WHAT TO PRODUCE: Find the word "folder" in the data. Return every line where it appears.

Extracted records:
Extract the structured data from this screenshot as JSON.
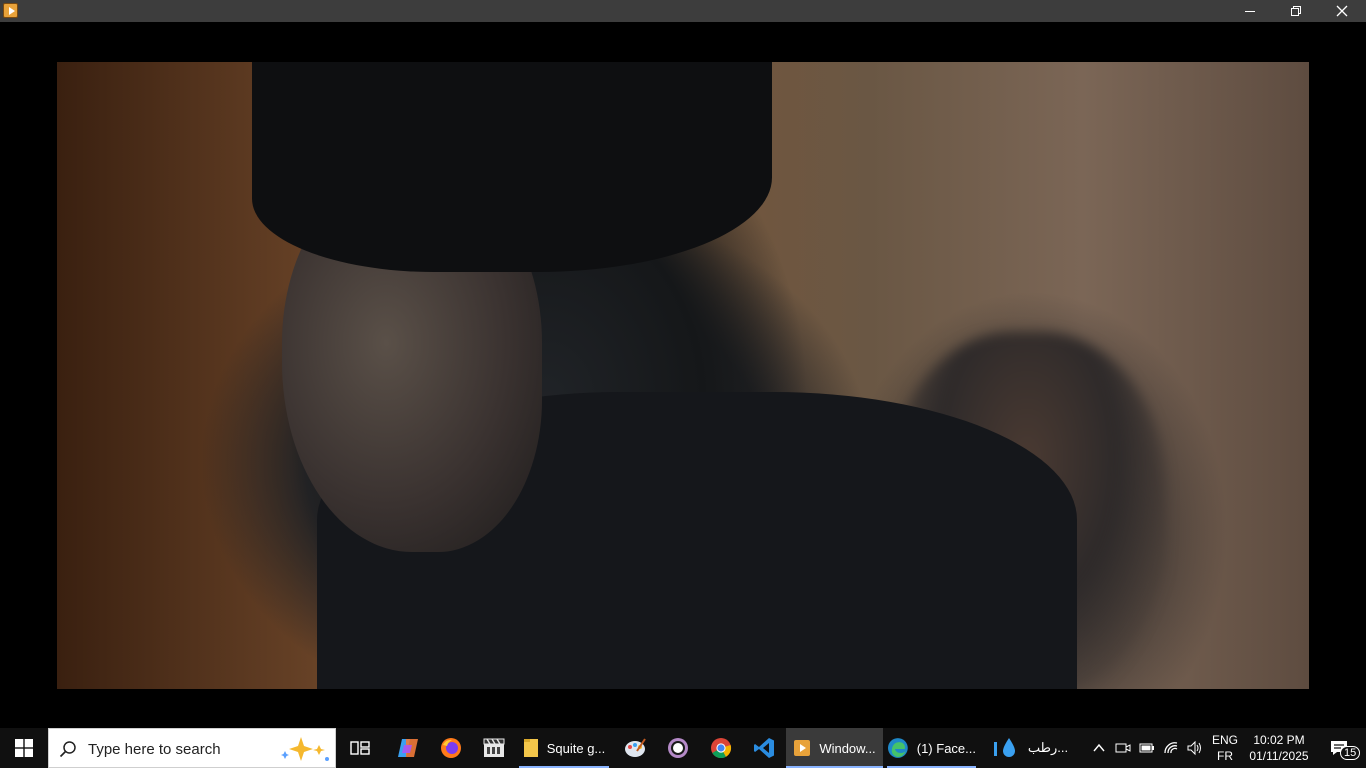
{
  "window": {
    "app_icon": "media-player-icon",
    "controls": {
      "minimize": "minimize-icon",
      "maximize": "restore-icon",
      "close": "close-icon"
    }
  },
  "video": {
    "description_icon": "video-frame"
  },
  "taskbar": {
    "start_icon": "windows-start-icon",
    "search": {
      "placeholder": "Type here to search",
      "icon": "search-icon"
    },
    "apps": [
      {
        "id": "task-view",
        "icon": "task-view-icon"
      },
      {
        "id": "copilot",
        "icon": "copilot-icon"
      },
      {
        "id": "firefox",
        "icon": "firefox-icon"
      },
      {
        "id": "clapper",
        "icon": "video-editor-icon"
      },
      {
        "id": "explorer",
        "icon": "folder-icon",
        "label": "Squite g..."
      },
      {
        "id": "paint",
        "icon": "paint-icon"
      },
      {
        "id": "obs",
        "icon": "circle-app-icon"
      },
      {
        "id": "chrome",
        "icon": "chrome-icon"
      },
      {
        "id": "vscode",
        "icon": "vscode-icon"
      },
      {
        "id": "player",
        "icon": "media-player-icon",
        "label": "Window..."
      },
      {
        "id": "edge",
        "icon": "edge-icon",
        "label": "(1) Face..."
      },
      {
        "id": "rtab",
        "icon": "droplet-icon",
        "label": "رطب..."
      }
    ],
    "tray": {
      "language_line1": "ENG",
      "language_line2": "FR",
      "time": "10:02 PM",
      "date": "01/11/2025",
      "notifications_count": "15"
    }
  },
  "colors": {
    "titlebar": "#3d3d3d",
    "taskbar": "#101010",
    "active_underline": "#8ab4ff"
  }
}
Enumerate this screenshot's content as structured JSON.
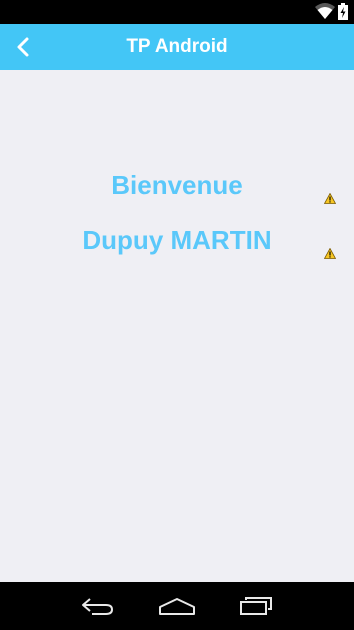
{
  "app_bar": {
    "title": "TP Android",
    "background_color": "#43c6f6",
    "back_icon": "chevron-left-icon"
  },
  "content": {
    "welcome": "Bienvenue",
    "user_name": "Dupuy MARTIN",
    "text_color": "#5ac8fa",
    "warning_icon": "warning-icon"
  },
  "status_bar": {
    "icons": [
      "wifi-icon",
      "battery-charging-icon"
    ]
  },
  "nav_bar": {
    "buttons": [
      "back-nav-icon",
      "home-nav-icon",
      "recents-nav-icon"
    ]
  }
}
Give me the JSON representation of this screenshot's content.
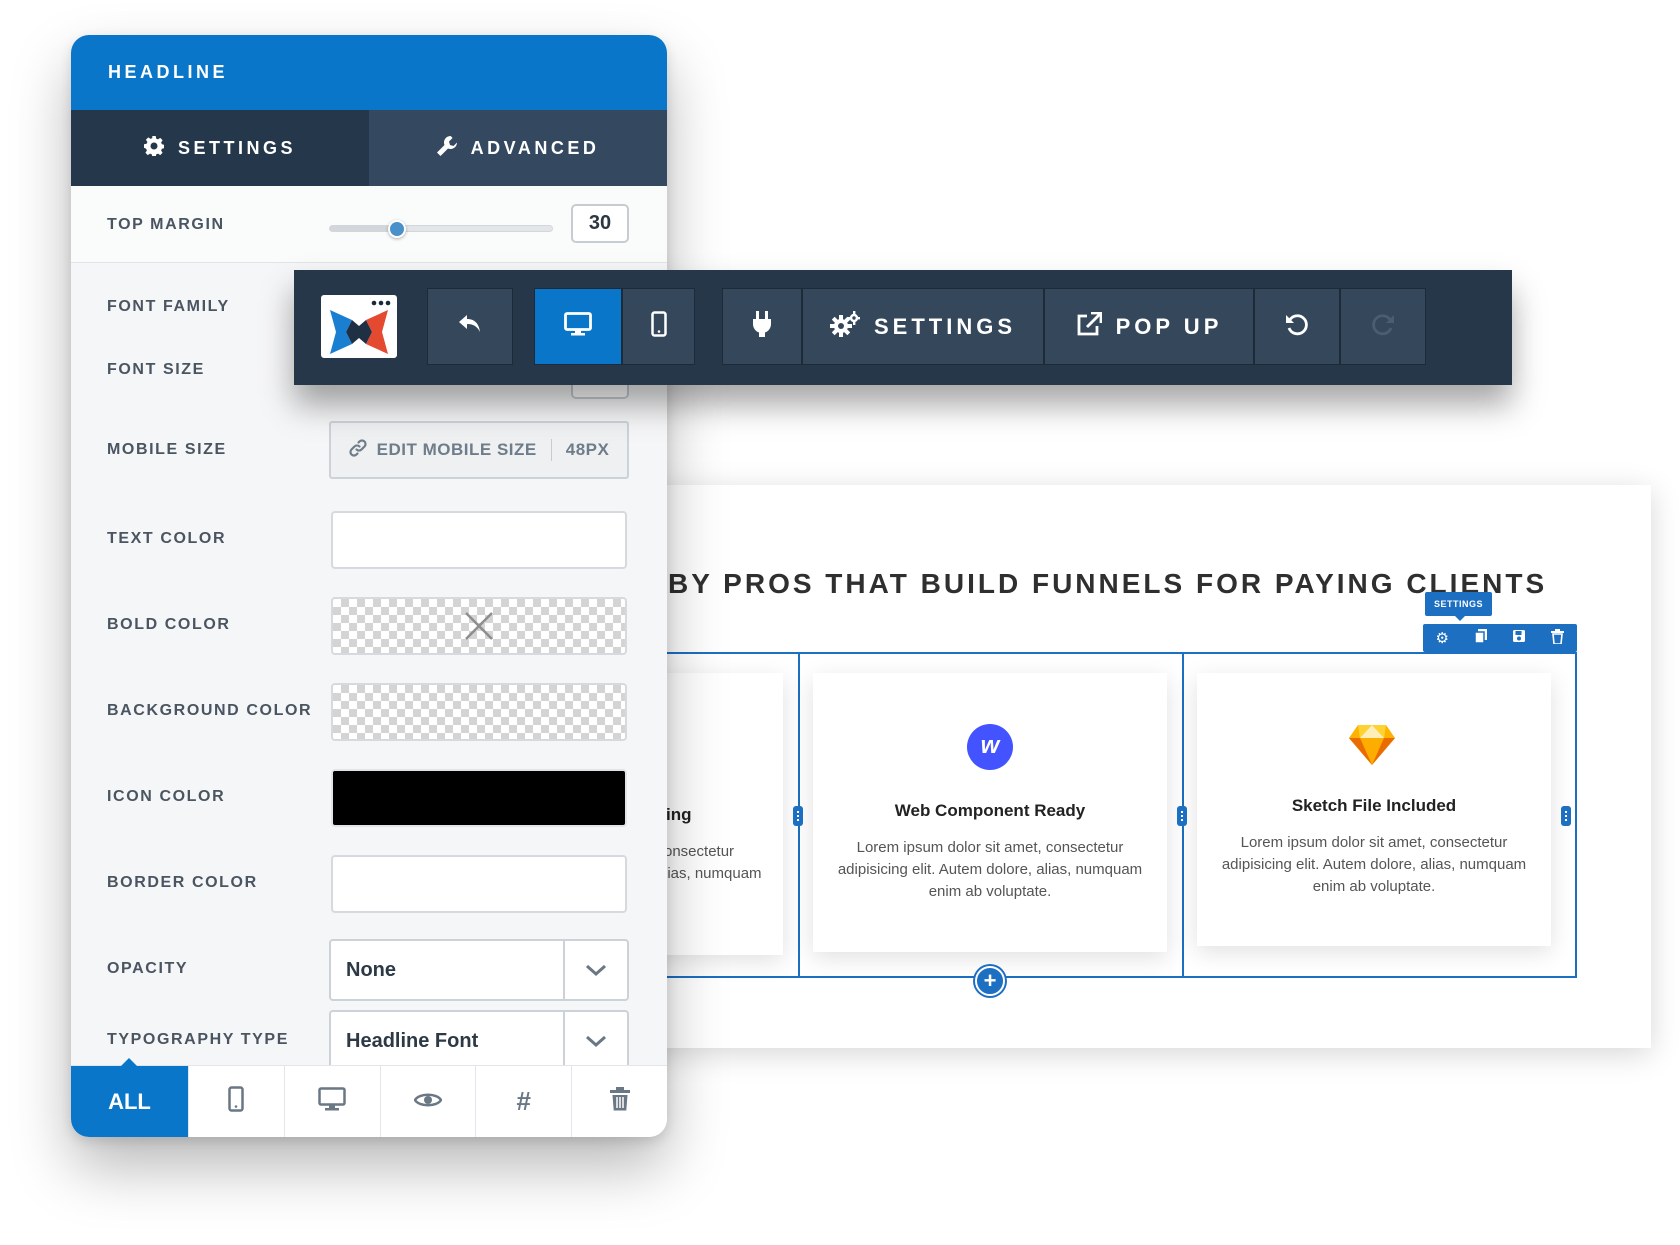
{
  "panel": {
    "title": "HEADLINE",
    "tabs": [
      {
        "label": "SETTINGS",
        "icon": "gear-icon",
        "active": true
      },
      {
        "label": "ADVANCED",
        "icon": "wrench-icon",
        "active": false
      }
    ],
    "top_margin": {
      "label": "TOP MARGIN",
      "value": "30",
      "slider_fraction": 0.3
    },
    "font_family": {
      "label": "FONT FAMILY"
    },
    "font_size": {
      "label": "FONT SIZE"
    },
    "mobile_size": {
      "label": "MOBILE SIZE",
      "button_label": "EDIT MOBILE SIZE",
      "value": "48PX"
    },
    "text_color": {
      "label": "TEXT COLOR",
      "color": "#ffffff"
    },
    "bold_color": {
      "label": "BOLD COLOR",
      "color": "transparent"
    },
    "background_color": {
      "label": "BACKGROUND COLOR",
      "color": "transparent"
    },
    "icon_color": {
      "label": "ICON COLOR",
      "color": "#000000"
    },
    "border_color": {
      "label": "BORDER COLOR",
      "color": "#ffffff"
    },
    "opacity": {
      "label": "OPACITY",
      "value": "None"
    },
    "typography_type": {
      "label": "TYPOGRAPHY TYPE",
      "value": "Headline Font"
    },
    "bottom_bar": {
      "all_label": "ALL",
      "icons": [
        "mobile-icon",
        "desktop-icon",
        "eye-icon",
        "hash-icon",
        "trash-icon"
      ]
    }
  },
  "toolbar": {
    "settings_label": "SETTINGS",
    "popup_label": "POP UP",
    "icons": [
      "logo",
      "undo-arrow-icon",
      "desktop-icon",
      "mobile-icon",
      "plug-icon",
      "gears-icon",
      "external-link-icon",
      "undo-icon",
      "redo-icon"
    ],
    "active_view": "desktop"
  },
  "page": {
    "headline": "BY PROS THAT BUILD FUNNELS FOR PAYING CLIENTS",
    "settings_tooltip": "SETTINGS",
    "cards": [
      {
        "title": "ing",
        "text_line1": "onsectetur",
        "text_line2": "lias, numquam",
        "text_line3": "."
      },
      {
        "title": "Web Component Ready",
        "icon": "webflow-icon",
        "icon_letter": "w",
        "text_line1": "Lorem ipsum dolor sit amet, consectetur",
        "text_line2": "adipisicing elit. Autem dolore, alias, numquam",
        "text_line3": "enim ab voluptate."
      },
      {
        "title": "Sketch File Included",
        "icon": "sketch-icon",
        "text_line1": "Lorem ipsum dolor sit amet, consectetur",
        "text_line2": "adipisicing elit. Autem dolore, alias, numquam",
        "text_line3": "enim ab voluptate."
      }
    ],
    "accent_color": "#1d6fc2"
  }
}
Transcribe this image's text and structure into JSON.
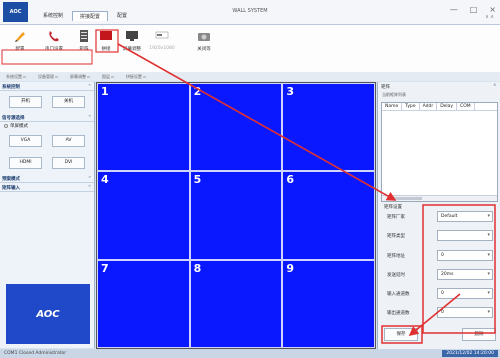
{
  "window": {
    "logo_text": "AOC",
    "title": "WALL SYSTEM",
    "controls": [
      "—",
      "□",
      "×"
    ],
    "right_arrows": "∨ ∧"
  },
  "menu_tabs": [
    "系统控制",
    "拼接配置",
    "配置"
  ],
  "toolbar": {
    "tools": [
      {
        "label": "配置",
        "icon": "pencil-icon",
        "disabled": false
      },
      {
        "label": "串口设置",
        "icon": "phone-icon",
        "disabled": false
      },
      {
        "label": "矩阵",
        "icon": "matrix-icon",
        "disabled": false
      },
      {
        "label": "拼接",
        "icon": "splice-icon",
        "disabled": false
      },
      {
        "label": "屏幕调整",
        "icon": "monitor-icon",
        "disabled": false
      },
      {
        "label": "1920x1080",
        "icon": "resolution-icon",
        "disabled": true
      },
      {
        "label": "关闭等",
        "icon": "camera-icon",
        "disabled": false
      }
    ],
    "groups": [
      "系统设置 ▫",
      "设备管理 ▫",
      "屏幕调整 ▫",
      "图层 ▫",
      "拼接设置 ▫"
    ]
  },
  "left_panel": {
    "section1_title": "系统控制",
    "power_on": "开机",
    "power_off": "关机",
    "section2_title": "信号源选择",
    "mode_label": "单屏模式",
    "sources": [
      "VGA",
      "AV",
      "HDMI",
      "DVI"
    ],
    "section3_title": "预案模式",
    "section4_title": "矩阵输入",
    "brand": "AOC"
  },
  "wall": {
    "cells": [
      "1",
      "2",
      "3",
      "4",
      "5",
      "6",
      "7",
      "8",
      "9"
    ],
    "color": "#0a18ff"
  },
  "right_panel": {
    "title": "矩阵",
    "subtitle": "当前矩阵列表",
    "columns": [
      "Name",
      "Type",
      "Addr",
      "Delay",
      "COM"
    ],
    "settings_title": "矩阵设置",
    "fields": [
      {
        "label": "矩阵厂家",
        "value": "Default"
      },
      {
        "label": "矩阵类型",
        "value": ""
      },
      {
        "label": "矩阵地址",
        "value": "0"
      },
      {
        "label": "发送延时",
        "value": "20ms"
      },
      {
        "label": "输入通道数",
        "value": "0"
      },
      {
        "label": "输出通道数",
        "value": "0"
      }
    ],
    "save_button": "保存",
    "delete_button": "删除"
  },
  "status_bar": {
    "text": "COM1 Closed   Administrator",
    "time": "2021/12/02 14:20:00"
  },
  "annotation_color": "#e03030"
}
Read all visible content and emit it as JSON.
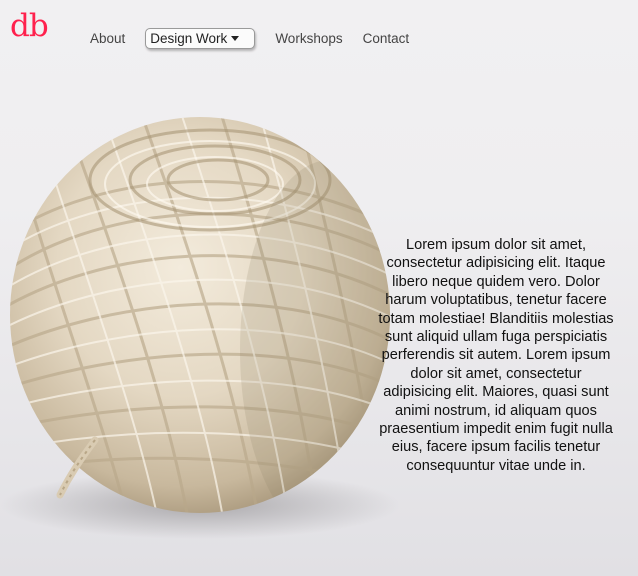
{
  "logo": {
    "text": "db",
    "color": "#ff214d"
  },
  "nav": {
    "items": [
      {
        "label": "About"
      },
      {
        "label": "Design Work"
      },
      {
        "label": "Workshops"
      },
      {
        "label": "Contact"
      }
    ],
    "dropdown_icon": "caret-down-icon"
  },
  "hero": {
    "image": "yarn-ball"
  },
  "content": {
    "paragraph": "Lorem ipsum dolor sit amet, consectetur adipisicing elit. Itaque libero neque quidem vero. Dolor harum voluptatibus, tenetur facere totam molestiae! Blanditiis molestias sunt aliquid ullam fuga perspiciatis perferendis sit autem. Lorem ipsum dolor sit amet, consectetur adipisicing elit. Maiores, quasi sunt animi nostrum, id aliquam quos praesentium impedit enim fugit nulla eius, facere ipsum facilis tenetur consequuntur vitae unde in."
  }
}
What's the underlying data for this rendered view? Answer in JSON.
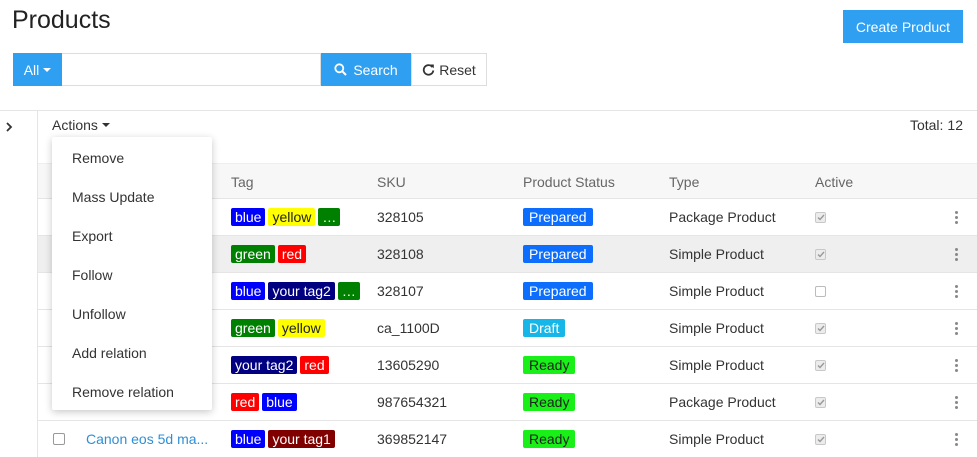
{
  "page": {
    "title": "Products",
    "create_label": "Create Product"
  },
  "search": {
    "filter_label": "All",
    "placeholder": "",
    "value": "",
    "search_label": "Search",
    "reset_label": "Reset"
  },
  "toolbar": {
    "actions_label": "Actions",
    "total_label": "Total:",
    "total_value": "12"
  },
  "actions_menu": [
    "Remove",
    "Mass Update",
    "Export",
    "Follow",
    "Unfollow",
    "Add relation",
    "Remove relation"
  ],
  "columns": {
    "tag": "Tag",
    "sku": "SKU",
    "status": "Product Status",
    "type": "Type",
    "active": "Active"
  },
  "colors": {
    "accent": "#2e9ff1",
    "tags": {
      "blue": "#0000ff",
      "yellow": "#ffff00",
      "green": "#008000",
      "red": "#ff0000",
      "your tag2": "#000080",
      "your tag1": "#800000"
    },
    "status": {
      "Prepared": "#0d6efd",
      "Draft": "#17b6e8",
      "Ready": "#18f018"
    }
  },
  "rows": [
    {
      "name": "",
      "tags": [
        "blue",
        "yellow",
        "…"
      ],
      "sku": "328105",
      "status": "Prepared",
      "type": "Package Product",
      "active": true,
      "highlighted": false
    },
    {
      "name": "",
      "tags": [
        "green",
        "red"
      ],
      "sku": "328108",
      "status": "Prepared",
      "type": "Simple Product",
      "active": true,
      "highlighted": true
    },
    {
      "name": "",
      "tags": [
        "blue",
        "your tag2",
        "…"
      ],
      "sku": "328107",
      "status": "Prepared",
      "type": "Simple Product",
      "active": false,
      "highlighted": false
    },
    {
      "name": "",
      "tags": [
        "green",
        "yellow"
      ],
      "sku": "ca_1100D",
      "status": "Draft",
      "type": "Simple Product",
      "active": true,
      "highlighted": false
    },
    {
      "name": "",
      "tags": [
        "your tag2",
        "red"
      ],
      "sku": "13605290",
      "status": "Ready",
      "type": "Simple Product",
      "active": true,
      "highlighted": false
    },
    {
      "name": "",
      "tags": [
        "red",
        "blue"
      ],
      "sku": "987654321",
      "status": "Ready",
      "type": "Package Product",
      "active": true,
      "highlighted": false
    },
    {
      "name": "Canon eos 5d ma...",
      "tags": [
        "blue",
        "your tag1"
      ],
      "sku": "369852147",
      "status": "Ready",
      "type": "Simple Product",
      "active": true,
      "highlighted": false
    }
  ]
}
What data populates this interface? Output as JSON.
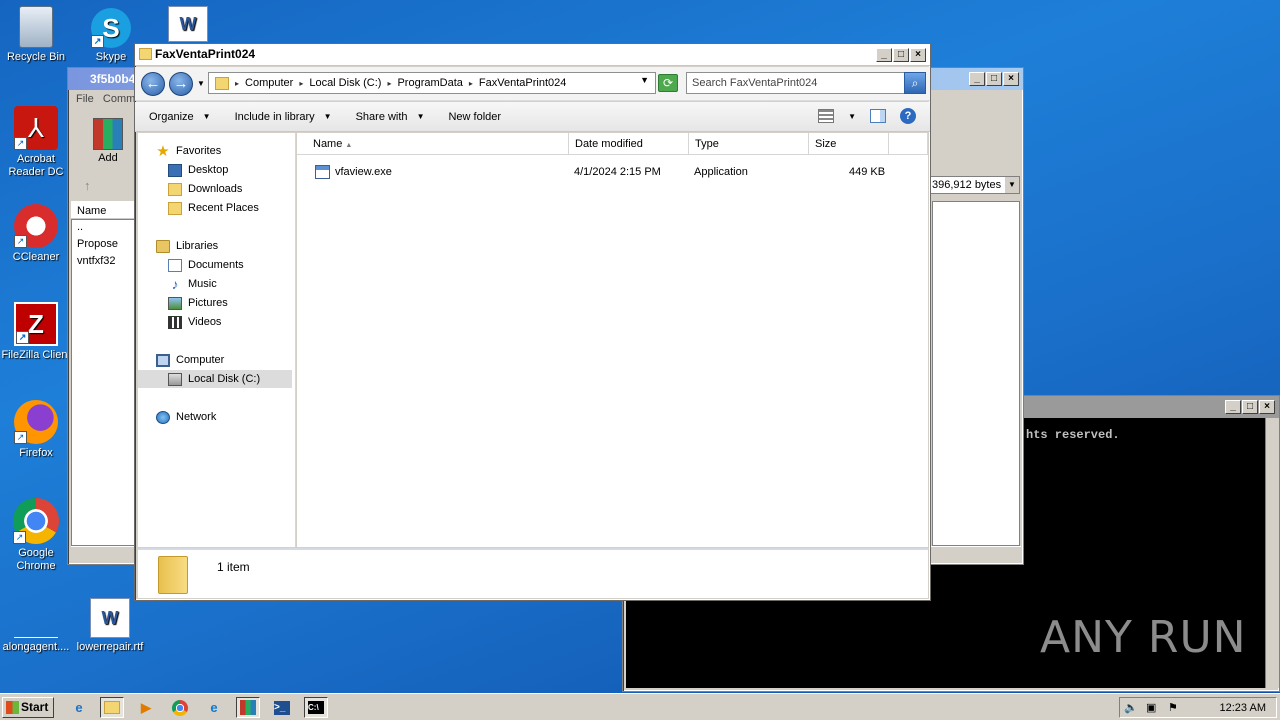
{
  "desktop": {
    "icons": [
      {
        "label": "Recycle Bin"
      },
      {
        "label": "Skype"
      },
      {
        "label": "Acrobat\nReader DC"
      },
      {
        "label": "CCleaner"
      },
      {
        "label": "FileZilla Client"
      },
      {
        "label": "Firefox"
      },
      {
        "label": "Google\nChrome"
      },
      {
        "label": "alongagent...."
      },
      {
        "label": "lowerrepair.rtf"
      }
    ],
    "watermark": "ANY RUN"
  },
  "rar_window": {
    "title": "3f5b0b4",
    "menu_file": "File",
    "menu_comm": "Comm",
    "add_label": "Add",
    "col_name": "Name",
    "files": [
      "..",
      "Propose",
      "vntfxf32"
    ],
    "size_text": "396,912 bytes"
  },
  "console_window": {
    "text": "hts reserved."
  },
  "explorer": {
    "title": "FaxVentaPrint024",
    "breadcrumbs": [
      "Computer",
      "Local Disk (C:)",
      "ProgramData",
      "FaxVentaPrint024"
    ],
    "search_placeholder": "Search FaxVentaPrint024",
    "commands": {
      "organize": "Organize",
      "include_in_library": "Include in library",
      "share_with": "Share with",
      "new_folder": "New folder"
    },
    "nav": {
      "favorites": "Favorites",
      "desktop": "Desktop",
      "downloads": "Downloads",
      "recent": "Recent Places",
      "libraries": "Libraries",
      "documents": "Documents",
      "music": "Music",
      "pictures": "Pictures",
      "videos": "Videos",
      "computer": "Computer",
      "local_disk": "Local Disk (C:)",
      "network": "Network"
    },
    "columns": {
      "name": "Name",
      "date": "Date modified",
      "type": "Type",
      "size": "Size"
    },
    "files": [
      {
        "name": "vfaview.exe",
        "date": "4/1/2024 2:15 PM",
        "type": "Application",
        "size": "449 KB"
      }
    ],
    "status": "1 item"
  },
  "taskbar": {
    "start": "Start",
    "clock": "12:23 AM"
  }
}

WRITTEN ANSWER:
        "icon": "folder-icon",
      "new_folder": "New folder"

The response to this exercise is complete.